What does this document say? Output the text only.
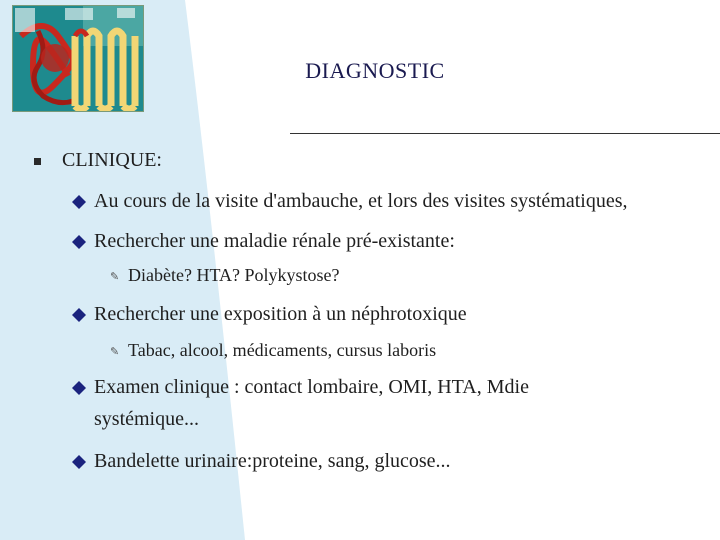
DIAGNOSTIC
CLINIQUE:
Au cours de la visite d'ambauche, et lors des visites systématiques,
Rechercher une maladie rénale pré-existante:
✎ Diabète? HTA? Polykystose?
Rechercher une exposition à un néphrotoxique
✎ Tabac, alcool, médicaments, cursus laboris
Examen clinique : contact lombaire, OMI, HTA, Mdie
systémique...
Bandelette urinaire:proteine, sang, glucose...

§

→ **What you need to do**
Lines of the listing above that contain the word "Rechercher" should all be returned.

→ **Expected answer**
Rechercher une maladie rénale pré-existante:
Rechercher une exposition à un néphrotoxique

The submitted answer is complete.